§ **Short exercise**
Provide a single number: the count of lines containing the string "drink".
====== Listed entries
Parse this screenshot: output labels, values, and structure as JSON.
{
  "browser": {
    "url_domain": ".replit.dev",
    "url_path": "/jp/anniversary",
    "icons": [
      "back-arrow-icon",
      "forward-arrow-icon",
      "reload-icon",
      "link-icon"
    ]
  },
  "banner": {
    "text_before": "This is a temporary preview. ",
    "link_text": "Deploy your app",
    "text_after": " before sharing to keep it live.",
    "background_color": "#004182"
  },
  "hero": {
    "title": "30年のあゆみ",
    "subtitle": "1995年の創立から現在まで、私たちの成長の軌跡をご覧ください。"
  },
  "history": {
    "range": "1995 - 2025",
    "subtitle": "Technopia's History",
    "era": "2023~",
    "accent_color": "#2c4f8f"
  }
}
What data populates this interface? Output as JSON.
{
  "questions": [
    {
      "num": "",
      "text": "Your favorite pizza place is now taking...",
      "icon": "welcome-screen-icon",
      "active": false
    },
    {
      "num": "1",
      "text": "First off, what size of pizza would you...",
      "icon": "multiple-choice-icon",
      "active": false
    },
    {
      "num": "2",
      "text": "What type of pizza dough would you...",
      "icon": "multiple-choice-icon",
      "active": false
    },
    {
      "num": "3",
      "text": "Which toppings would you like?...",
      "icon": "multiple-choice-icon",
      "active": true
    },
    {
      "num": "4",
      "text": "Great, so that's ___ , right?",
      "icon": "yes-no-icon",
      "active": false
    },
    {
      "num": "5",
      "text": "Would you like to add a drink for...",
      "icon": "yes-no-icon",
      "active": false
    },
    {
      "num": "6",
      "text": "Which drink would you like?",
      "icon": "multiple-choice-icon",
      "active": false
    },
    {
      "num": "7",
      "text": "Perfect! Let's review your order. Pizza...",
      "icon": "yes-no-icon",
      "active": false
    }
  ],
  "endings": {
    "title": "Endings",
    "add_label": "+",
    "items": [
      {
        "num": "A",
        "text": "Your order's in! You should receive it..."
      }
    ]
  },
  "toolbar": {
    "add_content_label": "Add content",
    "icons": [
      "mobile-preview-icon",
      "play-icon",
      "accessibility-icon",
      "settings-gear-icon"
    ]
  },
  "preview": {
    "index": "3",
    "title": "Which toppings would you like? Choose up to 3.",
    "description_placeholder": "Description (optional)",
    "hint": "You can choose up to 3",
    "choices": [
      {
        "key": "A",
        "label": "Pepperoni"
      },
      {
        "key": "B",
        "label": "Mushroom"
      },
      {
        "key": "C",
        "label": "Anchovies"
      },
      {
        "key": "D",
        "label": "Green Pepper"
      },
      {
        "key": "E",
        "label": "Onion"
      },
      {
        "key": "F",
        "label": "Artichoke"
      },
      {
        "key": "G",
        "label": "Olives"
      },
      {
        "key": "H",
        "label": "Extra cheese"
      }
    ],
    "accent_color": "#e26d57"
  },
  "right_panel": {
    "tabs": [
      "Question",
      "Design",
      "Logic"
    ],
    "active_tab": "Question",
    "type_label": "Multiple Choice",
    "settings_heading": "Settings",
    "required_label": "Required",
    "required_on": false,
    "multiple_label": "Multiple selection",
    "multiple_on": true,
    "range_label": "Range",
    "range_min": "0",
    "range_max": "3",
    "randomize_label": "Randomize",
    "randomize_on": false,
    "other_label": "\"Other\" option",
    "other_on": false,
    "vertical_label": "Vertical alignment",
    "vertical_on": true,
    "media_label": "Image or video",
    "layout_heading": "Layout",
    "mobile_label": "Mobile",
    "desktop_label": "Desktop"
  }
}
============
§ **Exercise response**
2